Look through the data that follows and say how many of its lines contain "legend", giving the number only.

(Records from a data collection)
^^^^^^^^

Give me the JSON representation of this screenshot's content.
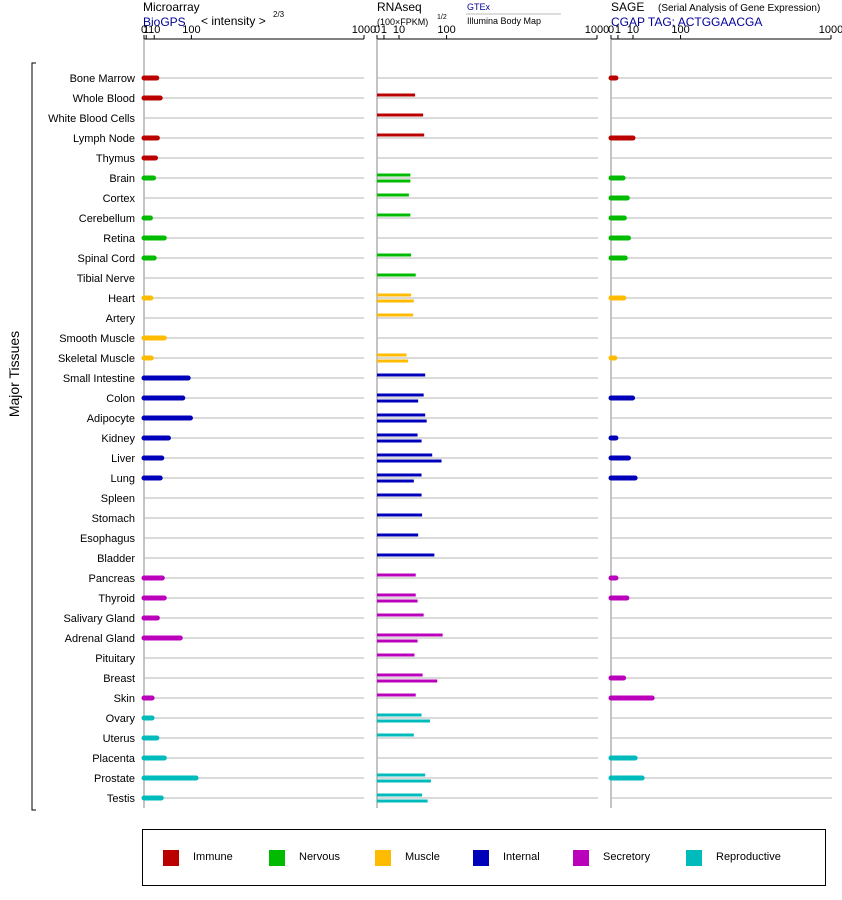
{
  "headers": {
    "microarray": {
      "title": "Microarray",
      "source": "BioGPS",
      "measure": "< intensity >",
      "exponent": "2/3"
    },
    "rnaseq": {
      "title": "RNAseq",
      "unit": "(100×FPKM)",
      "exponent": "1/2",
      "source_top": "GTEx",
      "source_bottom": "Illumina Body Map"
    },
    "sage": {
      "title": "SAGE",
      "subtitle": "(Serial Analysis of Gene Expression)",
      "tag": "CGAP TAG: ACTGGAACGA"
    }
  },
  "y_axis_label": "Major Tissues",
  "colors": {
    "Immune": "#bb0000",
    "Nervous": "#00bb00",
    "Muscle": "#ffbb00",
    "Internal": "#0000bb",
    "Secretory": "#bb00bb",
    "Reproductive": "#00bbbb"
  },
  "legend": [
    {
      "name": "Immune"
    },
    {
      "name": "Nervous"
    },
    {
      "name": "Muscle"
    },
    {
      "name": "Internal"
    },
    {
      "name": "Secretory"
    },
    {
      "name": "Reproductive"
    }
  ],
  "chart_data": {
    "type": "bar",
    "orientation": "horizontal",
    "x_scale": "power",
    "x_ticks": [
      "0",
      "1",
      "10",
      "100",
      "1000"
    ],
    "panels": [
      {
        "key": "microarray",
        "scale_exponent": 0.6667,
        "xlim": [
          0,
          1000
        ]
      },
      {
        "key": "rnaseq",
        "scale_exponent": 0.5,
        "xlim": [
          0,
          1000
        ]
      },
      {
        "key": "sage",
        "scale_exponent": 0.5,
        "xlim": [
          0,
          1000
        ]
      }
    ],
    "tissues": [
      {
        "name": "Bone Marrow",
        "system": "Immune",
        "microarray": 14,
        "rnaseq": [],
        "sage": 0.5
      },
      {
        "name": "Whole Blood",
        "system": "Immune",
        "microarray": 20,
        "rnaseq": [
          30
        ],
        "sage": null
      },
      {
        "name": "White Blood Cells",
        "system": "Immune",
        "microarray": null,
        "rnaseq": [
          44
        ],
        "sage": null
      },
      {
        "name": "Lymph Node",
        "system": "Immune",
        "microarray": 15,
        "rnaseq": [
          46
        ],
        "sage": 10
      },
      {
        "name": "Thymus",
        "system": "Immune",
        "microarray": 12,
        "rnaseq": [],
        "sage": null
      },
      {
        "name": "Brain",
        "system": "Nervous",
        "microarray": 9,
        "rnaseq": [
          23,
          23
        ],
        "sage": 3
      },
      {
        "name": "Cortex",
        "system": "Nervous",
        "microarray": null,
        "rnaseq": [
          21
        ],
        "sage": 5.5
      },
      {
        "name": "Cerebellum",
        "system": "Nervous",
        "microarray": 5,
        "rnaseq": [
          23
        ],
        "sage": 3.7
      },
      {
        "name": "Retina",
        "system": "Nervous",
        "microarray": 28,
        "rnaseq": [],
        "sage": 6.3
      },
      {
        "name": "Spinal Cord",
        "system": "Nervous",
        "microarray": 10,
        "rnaseq": [
          24
        ],
        "sage": 4.2
      },
      {
        "name": "Tibial Nerve",
        "system": "Nervous",
        "microarray": null,
        "rnaseq": [
          31
        ],
        "sage": null
      },
      {
        "name": "Heart",
        "system": "Muscle",
        "microarray": 5.5,
        "rnaseq": [
          24,
          28
        ],
        "sage": 3.4
      },
      {
        "name": "Artery",
        "system": "Muscle",
        "microarray": null,
        "rnaseq": [
          27
        ],
        "sage": null
      },
      {
        "name": "Smooth Muscle",
        "system": "Muscle",
        "microarray": 28,
        "rnaseq": [],
        "sage": null
      },
      {
        "name": "Skeletal Muscle",
        "system": "Muscle",
        "microarray": 6,
        "rnaseq": [
          18,
          20
        ],
        "sage": 0.3
      },
      {
        "name": "Small Intestine",
        "system": "Internal",
        "microarray": 90,
        "rnaseq": [
          48
        ],
        "sage": null
      },
      {
        "name": "Colon",
        "system": "Internal",
        "microarray": 74,
        "rnaseq": [
          45,
          35
        ],
        "sage": 9.6
      },
      {
        "name": "Adipocyte",
        "system": "Internal",
        "microarray": 97,
        "rnaseq": [
          48,
          51
        ],
        "sage": null
      },
      {
        "name": "Kidney",
        "system": "Internal",
        "microarray": 37,
        "rnaseq": [
          34,
          41
        ],
        "sage": 0.5
      },
      {
        "name": "Liver",
        "system": "Internal",
        "microarray": 23,
        "rnaseq": [
          63,
          86
        ],
        "sage": 6.3
      },
      {
        "name": "Lung",
        "system": "Internal",
        "microarray": 20,
        "rnaseq": [
          41,
          28
        ],
        "sage": 12
      },
      {
        "name": "Spleen",
        "system": "Internal",
        "microarray": null,
        "rnaseq": [
          41
        ],
        "sage": null
      },
      {
        "name": "Stomach",
        "system": "Internal",
        "microarray": null,
        "rnaseq": [
          42
        ],
        "sage": null
      },
      {
        "name": "Esophagus",
        "system": "Internal",
        "microarray": null,
        "rnaseq": [
          35
        ],
        "sage": null
      },
      {
        "name": "Bladder",
        "system": "Internal",
        "microarray": null,
        "rnaseq": [
          68
        ],
        "sage": null
      },
      {
        "name": "Pancreas",
        "system": "Secretory",
        "microarray": 24,
        "rnaseq": [
          31
        ],
        "sage": 0.5
      },
      {
        "name": "Thyroid",
        "system": "Secretory",
        "microarray": 28,
        "rnaseq": [
          31,
          34
        ],
        "sage": 5.2
      },
      {
        "name": "Salivary Gland",
        "system": "Secretory",
        "microarray": 15,
        "rnaseq": [
          45
        ],
        "sage": null
      },
      {
        "name": "Adrenal Gland",
        "system": "Secretory",
        "microarray": 67,
        "rnaseq": [
          89,
          34
        ],
        "sage": null
      },
      {
        "name": "Pituitary",
        "system": "Secretory",
        "microarray": null,
        "rnaseq": [
          29
        ],
        "sage": null
      },
      {
        "name": "Breast",
        "system": "Secretory",
        "microarray": null,
        "rnaseq": [
          43,
          75
        ],
        "sage": 3.3
      },
      {
        "name": "Skin",
        "system": "Secretory",
        "microarray": 7,
        "rnaseq": [
          31
        ],
        "sage": 35
      },
      {
        "name": "Ovary",
        "system": "Reproductive",
        "microarray": 7,
        "rnaseq": [
          41,
          58
        ],
        "sage": null
      },
      {
        "name": "Uterus",
        "system": "Reproductive",
        "microarray": 14,
        "rnaseq": [
          28
        ],
        "sage": null
      },
      {
        "name": "Placenta",
        "system": "Reproductive",
        "microarray": 28,
        "rnaseq": [],
        "sage": 12
      },
      {
        "name": "Prostate",
        "system": "Reproductive",
        "microarray": 115,
        "rnaseq": [
          48,
          60
        ],
        "sage": 20
      },
      {
        "name": "Testis",
        "system": "Reproductive",
        "microarray": 22,
        "rnaseq": [
          42,
          53
        ],
        "sage": null
      }
    ]
  }
}
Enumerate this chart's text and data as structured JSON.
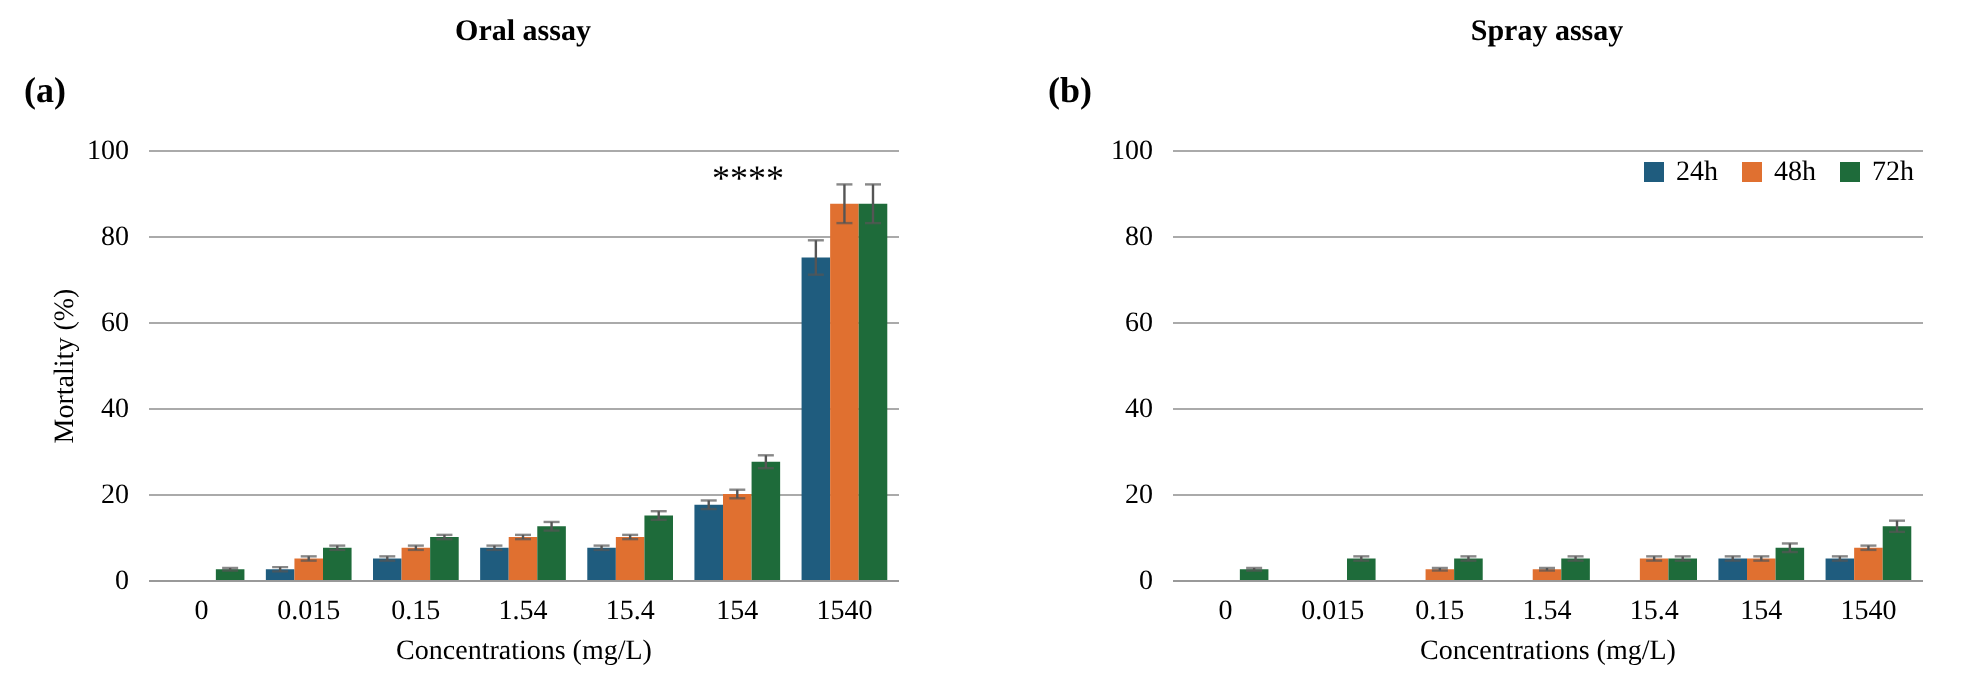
{
  "chart_data": [
    {
      "type": "bar",
      "title": "Oral assay",
      "xlabel": "Concentrations (mg/L)",
      "ylabel": "Mortality (%)",
      "categories": [
        "0",
        "0.015",
        "0.15",
        "1.54",
        "15.4",
        "154",
        "1540"
      ],
      "series": [
        {
          "color": "#1f5c7e",
          "values": [
            0,
            2.5,
            5,
            7.5,
            7.5,
            17.5,
            75
          ],
          "errors": [
            null,
            0.5,
            0.5,
            0.5,
            0.5,
            1,
            4
          ]
        },
        {
          "color": "#e07030",
          "values": [
            0,
            5,
            7.5,
            10,
            10,
            20,
            87.5
          ],
          "errors": [
            null,
            0.5,
            0.5,
            0.5,
            0.5,
            1,
            4.5
          ]
        },
        {
          "color": "#1e6b3a",
          "values": [
            2.5,
            7.5,
            10,
            12.5,
            15,
            27.5,
            87.5
          ],
          "errors": [
            0.3,
            0.5,
            0.5,
            1,
            1,
            1.5,
            4.5
          ]
        }
      ],
      "ylim": [
        0,
        100
      ],
      "yticks": [
        0,
        20,
        40,
        60,
        80,
        100
      ],
      "grid": "y",
      "legend": false,
      "annotations": [
        "(a)",
        "****"
      ]
    },
    {
      "type": "bar",
      "title": "Spray assay",
      "xlabel": "Concentrations (mg/L)",
      "categories": [
        "0",
        "0.015",
        "0.15",
        "1.54",
        "15.4",
        "154",
        "1540"
      ],
      "series": [
        {
          "name": "24h",
          "color": "#1f5c7e",
          "values": [
            0,
            0,
            0,
            0,
            0,
            5,
            5
          ],
          "errors": [
            null,
            null,
            null,
            null,
            null,
            0.5,
            0.5
          ]
        },
        {
          "name": "48h",
          "color": "#e07030",
          "values": [
            0,
            0,
            2.5,
            2.5,
            5,
            5,
            7.5
          ],
          "errors": [
            null,
            null,
            0.3,
            0.3,
            0.5,
            0.5,
            0.5
          ]
        },
        {
          "name": "72h",
          "color": "#1e6b3a",
          "values": [
            2.5,
            5,
            5,
            5,
            5,
            7.5,
            12.5
          ],
          "errors": [
            0.3,
            0.5,
            0.5,
            0.5,
            0.5,
            1,
            1.3
          ]
        }
      ],
      "ylim": [
        0,
        100
      ],
      "yticks": [
        0,
        20,
        40,
        60,
        80,
        100
      ],
      "grid": "y",
      "legend": "top right",
      "annotations": [
        "(b)"
      ]
    }
  ]
}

^^^^^^^^

## Result of the exercise
3